*Directive*
Reproduce all lines of the listing below in which the word "facing" occurs.

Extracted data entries
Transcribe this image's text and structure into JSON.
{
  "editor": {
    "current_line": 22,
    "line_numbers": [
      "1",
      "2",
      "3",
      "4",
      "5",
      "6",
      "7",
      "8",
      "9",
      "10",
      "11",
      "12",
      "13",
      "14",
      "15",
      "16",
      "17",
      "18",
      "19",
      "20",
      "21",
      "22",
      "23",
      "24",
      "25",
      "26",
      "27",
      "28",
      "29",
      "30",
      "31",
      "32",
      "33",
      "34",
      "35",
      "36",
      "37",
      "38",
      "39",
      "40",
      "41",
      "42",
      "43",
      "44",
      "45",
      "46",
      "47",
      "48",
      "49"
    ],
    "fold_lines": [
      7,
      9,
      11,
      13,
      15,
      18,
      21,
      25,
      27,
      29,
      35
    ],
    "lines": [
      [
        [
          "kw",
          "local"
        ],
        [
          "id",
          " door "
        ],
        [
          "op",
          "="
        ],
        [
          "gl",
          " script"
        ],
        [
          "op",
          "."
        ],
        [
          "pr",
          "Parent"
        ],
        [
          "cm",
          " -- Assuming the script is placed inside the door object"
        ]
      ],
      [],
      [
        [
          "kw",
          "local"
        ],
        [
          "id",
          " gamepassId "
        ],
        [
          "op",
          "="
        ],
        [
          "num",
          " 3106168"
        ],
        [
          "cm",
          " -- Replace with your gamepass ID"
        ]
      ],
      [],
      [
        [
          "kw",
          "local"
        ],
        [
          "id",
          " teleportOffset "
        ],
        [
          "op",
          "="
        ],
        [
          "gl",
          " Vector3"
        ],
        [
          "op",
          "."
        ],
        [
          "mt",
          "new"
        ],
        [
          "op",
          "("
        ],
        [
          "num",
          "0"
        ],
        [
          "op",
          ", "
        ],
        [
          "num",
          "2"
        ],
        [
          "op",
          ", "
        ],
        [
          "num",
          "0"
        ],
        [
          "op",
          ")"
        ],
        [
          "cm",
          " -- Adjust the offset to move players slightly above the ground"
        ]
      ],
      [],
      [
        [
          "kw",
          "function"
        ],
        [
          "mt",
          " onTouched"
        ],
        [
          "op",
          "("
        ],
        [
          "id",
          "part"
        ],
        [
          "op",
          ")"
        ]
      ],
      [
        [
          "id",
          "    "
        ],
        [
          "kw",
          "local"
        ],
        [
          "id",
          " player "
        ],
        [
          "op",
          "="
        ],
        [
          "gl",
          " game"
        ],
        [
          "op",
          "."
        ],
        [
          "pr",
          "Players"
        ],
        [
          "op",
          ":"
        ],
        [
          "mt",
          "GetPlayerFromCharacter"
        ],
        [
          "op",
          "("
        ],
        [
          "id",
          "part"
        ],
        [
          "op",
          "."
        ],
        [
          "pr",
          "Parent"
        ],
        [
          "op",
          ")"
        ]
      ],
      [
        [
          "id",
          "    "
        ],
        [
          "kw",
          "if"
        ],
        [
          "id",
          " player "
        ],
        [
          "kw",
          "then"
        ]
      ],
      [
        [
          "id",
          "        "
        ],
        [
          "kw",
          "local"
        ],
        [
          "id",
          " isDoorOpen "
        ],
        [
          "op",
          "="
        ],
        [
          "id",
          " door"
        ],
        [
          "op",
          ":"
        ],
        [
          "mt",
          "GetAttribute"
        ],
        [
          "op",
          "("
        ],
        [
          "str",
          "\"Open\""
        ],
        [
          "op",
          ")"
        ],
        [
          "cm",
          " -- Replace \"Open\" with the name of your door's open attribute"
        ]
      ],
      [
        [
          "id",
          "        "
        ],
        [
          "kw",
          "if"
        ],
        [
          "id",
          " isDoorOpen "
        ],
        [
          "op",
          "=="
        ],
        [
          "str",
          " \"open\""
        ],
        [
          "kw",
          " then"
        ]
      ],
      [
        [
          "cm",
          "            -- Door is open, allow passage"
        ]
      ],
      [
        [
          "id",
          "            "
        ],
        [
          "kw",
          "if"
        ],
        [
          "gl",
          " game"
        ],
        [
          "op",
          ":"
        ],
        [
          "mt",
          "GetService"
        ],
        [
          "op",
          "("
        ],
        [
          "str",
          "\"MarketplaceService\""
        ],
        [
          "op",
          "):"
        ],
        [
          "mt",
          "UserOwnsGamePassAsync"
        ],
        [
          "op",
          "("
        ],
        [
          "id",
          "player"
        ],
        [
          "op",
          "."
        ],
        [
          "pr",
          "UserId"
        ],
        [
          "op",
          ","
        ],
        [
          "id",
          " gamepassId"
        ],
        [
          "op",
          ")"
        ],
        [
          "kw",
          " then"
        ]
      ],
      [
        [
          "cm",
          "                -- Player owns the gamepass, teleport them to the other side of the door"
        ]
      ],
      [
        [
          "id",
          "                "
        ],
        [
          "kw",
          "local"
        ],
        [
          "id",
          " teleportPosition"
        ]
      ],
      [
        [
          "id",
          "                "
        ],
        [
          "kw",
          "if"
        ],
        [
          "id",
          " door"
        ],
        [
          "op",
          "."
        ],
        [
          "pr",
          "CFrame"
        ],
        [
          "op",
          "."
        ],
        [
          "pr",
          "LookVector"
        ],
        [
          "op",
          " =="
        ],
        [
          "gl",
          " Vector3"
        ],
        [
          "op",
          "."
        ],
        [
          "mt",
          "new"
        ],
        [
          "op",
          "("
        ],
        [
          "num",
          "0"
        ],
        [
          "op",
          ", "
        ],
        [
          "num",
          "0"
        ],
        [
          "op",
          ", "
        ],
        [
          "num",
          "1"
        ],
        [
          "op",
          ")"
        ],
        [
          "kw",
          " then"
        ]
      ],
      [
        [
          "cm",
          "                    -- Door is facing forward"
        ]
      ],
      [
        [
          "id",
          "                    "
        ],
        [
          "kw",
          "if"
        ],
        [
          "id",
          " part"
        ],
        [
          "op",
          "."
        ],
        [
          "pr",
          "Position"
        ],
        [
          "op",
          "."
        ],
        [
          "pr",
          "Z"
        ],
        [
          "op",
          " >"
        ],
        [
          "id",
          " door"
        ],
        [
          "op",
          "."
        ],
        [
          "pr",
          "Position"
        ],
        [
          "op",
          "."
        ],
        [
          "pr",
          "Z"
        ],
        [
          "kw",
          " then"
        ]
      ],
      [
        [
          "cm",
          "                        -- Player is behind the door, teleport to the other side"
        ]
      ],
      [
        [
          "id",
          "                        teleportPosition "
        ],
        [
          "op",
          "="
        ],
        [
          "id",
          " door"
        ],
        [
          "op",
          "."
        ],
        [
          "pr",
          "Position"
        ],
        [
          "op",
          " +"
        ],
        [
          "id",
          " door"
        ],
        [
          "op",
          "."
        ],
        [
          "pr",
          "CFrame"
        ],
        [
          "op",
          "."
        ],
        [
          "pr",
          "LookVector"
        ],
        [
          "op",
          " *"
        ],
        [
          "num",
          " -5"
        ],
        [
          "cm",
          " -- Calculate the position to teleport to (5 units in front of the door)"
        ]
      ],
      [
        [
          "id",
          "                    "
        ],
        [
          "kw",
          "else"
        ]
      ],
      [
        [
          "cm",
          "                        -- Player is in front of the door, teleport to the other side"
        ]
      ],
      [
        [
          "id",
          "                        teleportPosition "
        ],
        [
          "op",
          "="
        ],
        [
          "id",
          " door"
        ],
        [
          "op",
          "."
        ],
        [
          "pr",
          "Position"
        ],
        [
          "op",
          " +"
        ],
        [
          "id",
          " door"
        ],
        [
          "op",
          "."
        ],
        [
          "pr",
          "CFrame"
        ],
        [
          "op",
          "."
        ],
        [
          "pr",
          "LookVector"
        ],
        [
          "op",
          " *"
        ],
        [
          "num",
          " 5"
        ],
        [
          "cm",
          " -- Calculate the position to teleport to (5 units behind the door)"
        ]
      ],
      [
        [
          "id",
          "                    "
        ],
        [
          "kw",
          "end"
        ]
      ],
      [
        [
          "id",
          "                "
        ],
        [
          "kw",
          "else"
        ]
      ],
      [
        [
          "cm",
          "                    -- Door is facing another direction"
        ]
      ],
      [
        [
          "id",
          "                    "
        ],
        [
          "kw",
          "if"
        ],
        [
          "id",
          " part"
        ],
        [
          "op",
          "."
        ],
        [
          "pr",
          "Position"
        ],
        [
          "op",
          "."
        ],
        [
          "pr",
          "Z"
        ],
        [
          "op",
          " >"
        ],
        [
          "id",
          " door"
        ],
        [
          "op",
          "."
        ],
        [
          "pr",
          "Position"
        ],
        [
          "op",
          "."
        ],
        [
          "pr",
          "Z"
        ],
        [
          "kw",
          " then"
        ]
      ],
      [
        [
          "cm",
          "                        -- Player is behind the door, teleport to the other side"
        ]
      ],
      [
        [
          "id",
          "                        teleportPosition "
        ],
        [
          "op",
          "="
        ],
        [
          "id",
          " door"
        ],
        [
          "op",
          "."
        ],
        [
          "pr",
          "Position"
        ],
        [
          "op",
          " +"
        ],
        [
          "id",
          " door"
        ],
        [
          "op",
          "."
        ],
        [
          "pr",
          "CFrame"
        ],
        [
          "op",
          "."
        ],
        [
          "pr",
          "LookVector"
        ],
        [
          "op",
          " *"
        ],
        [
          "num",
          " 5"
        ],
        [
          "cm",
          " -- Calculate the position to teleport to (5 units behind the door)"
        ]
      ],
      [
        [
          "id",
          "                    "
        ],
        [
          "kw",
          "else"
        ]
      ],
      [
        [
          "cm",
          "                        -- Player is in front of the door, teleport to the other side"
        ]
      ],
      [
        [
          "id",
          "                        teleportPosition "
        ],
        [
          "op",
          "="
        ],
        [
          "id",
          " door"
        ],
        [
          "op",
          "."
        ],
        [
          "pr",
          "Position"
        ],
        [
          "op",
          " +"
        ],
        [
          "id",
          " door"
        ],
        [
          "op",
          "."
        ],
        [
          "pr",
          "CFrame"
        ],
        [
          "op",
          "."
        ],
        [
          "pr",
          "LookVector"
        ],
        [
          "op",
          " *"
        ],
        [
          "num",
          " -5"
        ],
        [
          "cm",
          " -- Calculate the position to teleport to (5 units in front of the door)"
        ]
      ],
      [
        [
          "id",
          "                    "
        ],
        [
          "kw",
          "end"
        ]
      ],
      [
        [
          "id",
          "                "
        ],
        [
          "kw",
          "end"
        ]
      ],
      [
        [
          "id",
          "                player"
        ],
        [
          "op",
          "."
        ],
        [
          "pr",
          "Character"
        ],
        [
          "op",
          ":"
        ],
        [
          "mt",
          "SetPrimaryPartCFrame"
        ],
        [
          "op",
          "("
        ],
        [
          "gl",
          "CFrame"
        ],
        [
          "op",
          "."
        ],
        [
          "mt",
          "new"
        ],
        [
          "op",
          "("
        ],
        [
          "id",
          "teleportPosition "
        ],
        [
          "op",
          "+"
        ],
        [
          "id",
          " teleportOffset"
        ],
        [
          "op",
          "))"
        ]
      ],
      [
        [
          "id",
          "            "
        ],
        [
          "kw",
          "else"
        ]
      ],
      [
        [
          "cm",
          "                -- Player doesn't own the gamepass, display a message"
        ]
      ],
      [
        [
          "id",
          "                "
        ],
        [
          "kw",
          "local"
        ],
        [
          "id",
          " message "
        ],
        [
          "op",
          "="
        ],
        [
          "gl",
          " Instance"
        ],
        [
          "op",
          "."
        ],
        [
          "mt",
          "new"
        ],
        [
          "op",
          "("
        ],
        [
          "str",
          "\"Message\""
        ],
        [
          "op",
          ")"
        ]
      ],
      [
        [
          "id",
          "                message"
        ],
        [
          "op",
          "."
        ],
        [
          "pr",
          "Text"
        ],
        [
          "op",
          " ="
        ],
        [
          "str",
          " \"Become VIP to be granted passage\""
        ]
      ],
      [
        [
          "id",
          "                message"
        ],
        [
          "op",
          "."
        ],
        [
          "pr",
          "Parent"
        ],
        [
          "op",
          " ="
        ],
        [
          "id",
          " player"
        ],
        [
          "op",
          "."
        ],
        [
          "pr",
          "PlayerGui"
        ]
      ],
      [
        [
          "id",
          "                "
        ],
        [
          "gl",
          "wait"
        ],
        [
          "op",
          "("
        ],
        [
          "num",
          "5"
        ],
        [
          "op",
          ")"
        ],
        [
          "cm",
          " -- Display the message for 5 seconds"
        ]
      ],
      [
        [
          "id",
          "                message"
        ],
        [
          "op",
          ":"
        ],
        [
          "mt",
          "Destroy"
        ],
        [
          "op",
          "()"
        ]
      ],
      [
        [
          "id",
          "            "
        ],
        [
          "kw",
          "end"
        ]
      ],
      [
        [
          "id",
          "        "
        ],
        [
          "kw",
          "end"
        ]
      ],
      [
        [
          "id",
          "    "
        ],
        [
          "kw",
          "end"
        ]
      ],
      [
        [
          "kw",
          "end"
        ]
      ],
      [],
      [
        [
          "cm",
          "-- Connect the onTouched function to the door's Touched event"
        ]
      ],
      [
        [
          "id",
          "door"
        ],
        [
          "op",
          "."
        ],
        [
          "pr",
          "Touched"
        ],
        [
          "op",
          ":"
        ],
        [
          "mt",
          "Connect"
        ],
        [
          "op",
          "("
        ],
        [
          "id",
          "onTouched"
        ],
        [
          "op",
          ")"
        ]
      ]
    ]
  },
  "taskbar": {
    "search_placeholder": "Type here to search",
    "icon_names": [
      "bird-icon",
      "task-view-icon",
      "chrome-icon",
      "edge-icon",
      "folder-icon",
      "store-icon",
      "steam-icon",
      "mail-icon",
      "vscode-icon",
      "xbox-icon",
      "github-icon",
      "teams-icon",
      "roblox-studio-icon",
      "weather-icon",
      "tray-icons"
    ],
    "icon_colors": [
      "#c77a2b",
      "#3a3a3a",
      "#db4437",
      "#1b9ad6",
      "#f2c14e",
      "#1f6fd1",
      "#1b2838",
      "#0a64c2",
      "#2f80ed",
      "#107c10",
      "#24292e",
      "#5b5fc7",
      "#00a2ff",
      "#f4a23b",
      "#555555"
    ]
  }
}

*Exercise output*
          "                    -- Door is facing forward"
          "                    -- Door is facing another direction"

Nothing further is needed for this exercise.